■ **Exercise task**: The exercise asks you to copy every line below in which "data" appears.

□ □ □

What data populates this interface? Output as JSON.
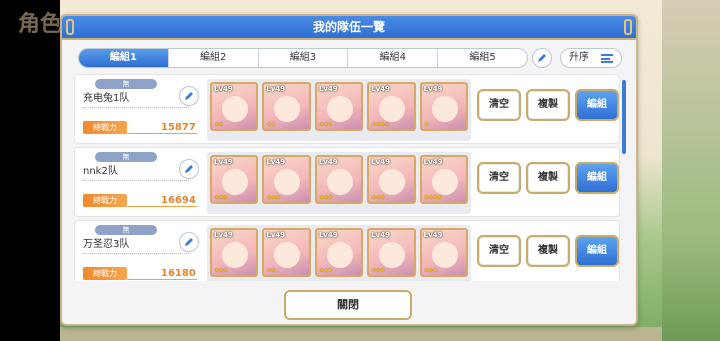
{
  "background": {
    "title": "角色"
  },
  "modal": {
    "title": "我的隊伍一覽",
    "tabs": [
      {
        "label": "編組1",
        "active": true
      },
      {
        "label": "編組2",
        "active": false
      },
      {
        "label": "編組3",
        "active": false
      },
      {
        "label": "編組4",
        "active": false
      },
      {
        "label": "編組5",
        "active": false
      }
    ],
    "sort_label": "升序",
    "close_label": "關閉"
  },
  "teams": [
    {
      "tag": "無",
      "name": "充电兔1队",
      "power_label": "總戰力",
      "power": "15877",
      "units": [
        {
          "lv": "Lv49",
          "stars": "★★"
        },
        {
          "lv": "Lv49",
          "stars": "★★"
        },
        {
          "lv": "Lv49",
          "stars": "★★★"
        },
        {
          "lv": "Lv49",
          "stars": "★★★★"
        },
        {
          "lv": "Lv49",
          "stars": "★"
        }
      ],
      "buttons": {
        "clear": "清空",
        "copy": "複製",
        "edit": "編組"
      }
    },
    {
      "tag": "無",
      "name": "nnk2队",
      "power_label": "總戰力",
      "power": "16694",
      "units": [
        {
          "lv": "Lv49",
          "stars": "★★★"
        },
        {
          "lv": "Lv49",
          "stars": "★★★"
        },
        {
          "lv": "Lv49",
          "stars": "★★★"
        },
        {
          "lv": "Lv49",
          "stars": "★★★"
        },
        {
          "lv": "Lv49",
          "stars": "★★★★"
        }
      ],
      "buttons": {
        "clear": "清空",
        "copy": "複製",
        "edit": "編組"
      }
    },
    {
      "tag": "無",
      "name": "万圣忍3队",
      "power_label": "總戰力",
      "power": "16180",
      "units": [
        {
          "lv": "Lv49",
          "stars": "★★★"
        },
        {
          "lv": "Lv49",
          "stars": "★★"
        },
        {
          "lv": "Lv49",
          "stars": "★★★"
        },
        {
          "lv": "Lv49",
          "stars": "★★★"
        },
        {
          "lv": "Lv49",
          "stars": "★★★"
        }
      ],
      "buttons": {
        "clear": "清空",
        "copy": "複製",
        "edit": "編組"
      }
    }
  ],
  "colors": {
    "header_blue": "#2f6fd3",
    "power_orange": "#e8852b",
    "border_gold": "#c9ab6a"
  }
}
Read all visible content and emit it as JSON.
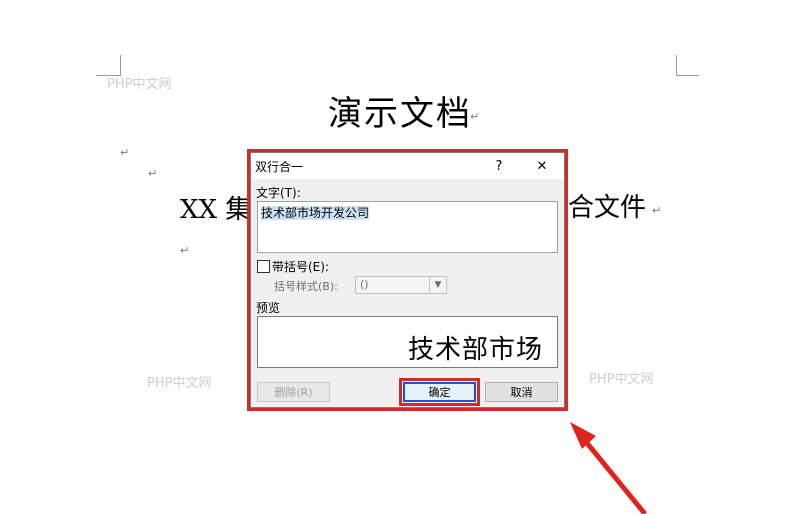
{
  "document": {
    "title": "演示文档",
    "line_left": "XX 集",
    "line_right": "合文件",
    "paragraph_mark": "↵",
    "watermarks": [
      "PHP中文网",
      "PHP中文网",
      "PHP中文网"
    ]
  },
  "dialog": {
    "title": "双行合一",
    "help_label": "?",
    "close_label": "✕",
    "text_label": "文字(T):",
    "text_value": "技术部市场开发公司",
    "bracket_checkbox_label": "带括号(E):",
    "bracket_checked": false,
    "bracket_style_label": "括号样式(B):",
    "bracket_style_value": "()",
    "preview_label": "预览",
    "preview_text": "技术部市场",
    "delete_button": "删除(R)",
    "ok_button": "确定",
    "cancel_button": "取消"
  },
  "colors": {
    "highlight": "#d32a2a",
    "focus_border": "#1f55c4"
  }
}
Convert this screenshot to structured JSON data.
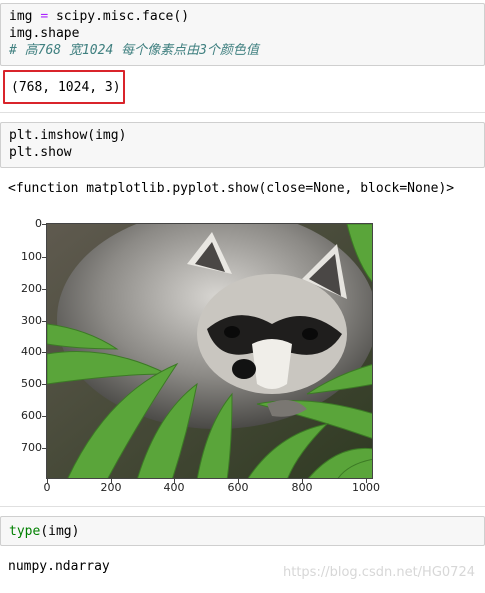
{
  "cell1": {
    "lines": [
      {
        "a": "img ",
        "op": "=",
        "b": " scipy.misc.face()"
      },
      {
        "text": "img.shape"
      },
      {
        "comment": "# 高768 宽1024 每个像素点由3个颜色值"
      }
    ],
    "output": "(768, 1024, 3)"
  },
  "cell2": {
    "lines": [
      "plt.imshow(img)",
      "plt.show"
    ],
    "output": "<function matplotlib.pyplot.show(close=None, block=None)>"
  },
  "plot": {
    "y_ticks": [
      "0",
      "100",
      "200",
      "300",
      "400",
      "500",
      "600",
      "700"
    ],
    "x_ticks": [
      "0",
      "200",
      "400",
      "600",
      "800",
      "1000"
    ],
    "image": "raccoon-face"
  },
  "cell3": {
    "builtin": "type",
    "rest": "(img)",
    "output": "numpy.ndarray"
  },
  "watermark": "https://blog.csdn.net/HG0724"
}
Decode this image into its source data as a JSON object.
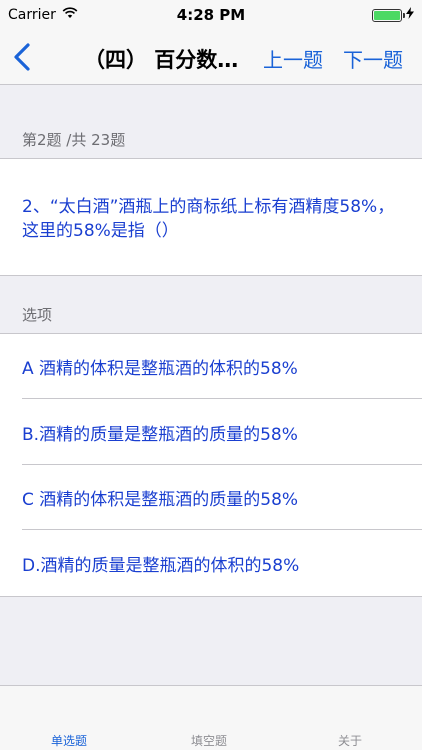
{
  "status_bar": {
    "carrier": "Carrier",
    "time": "4:28 PM"
  },
  "nav": {
    "title": "（四） 百分数…",
    "prev_label": "上一题",
    "next_label": "下一题",
    "accent": "#1a63d8"
  },
  "question": {
    "counter": "第2题 /共 23题",
    "text": "2、“太白酒”酒瓶上的商标纸上标有酒精度58%，这里的58%是指（）"
  },
  "options": {
    "header": "选项",
    "items": [
      "A 酒精的体积是整瓶酒的体积的58%",
      "B.酒精的质量是整瓶酒的质量的58%",
      "C 酒精的体积是整瓶酒的质量的58%",
      "D.酒精的质量是整瓶酒的体积的58%"
    ]
  },
  "tabs": [
    {
      "label": "单选题",
      "active": true
    },
    {
      "label": "填空题",
      "active": false
    },
    {
      "label": "关于",
      "active": false
    }
  ]
}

□ □ □

■ **Response to the task**:
What data populates this interface? Output as JSON.
Convert this screenshot to structured JSON data.
Decode this image into its source data as a JSON object.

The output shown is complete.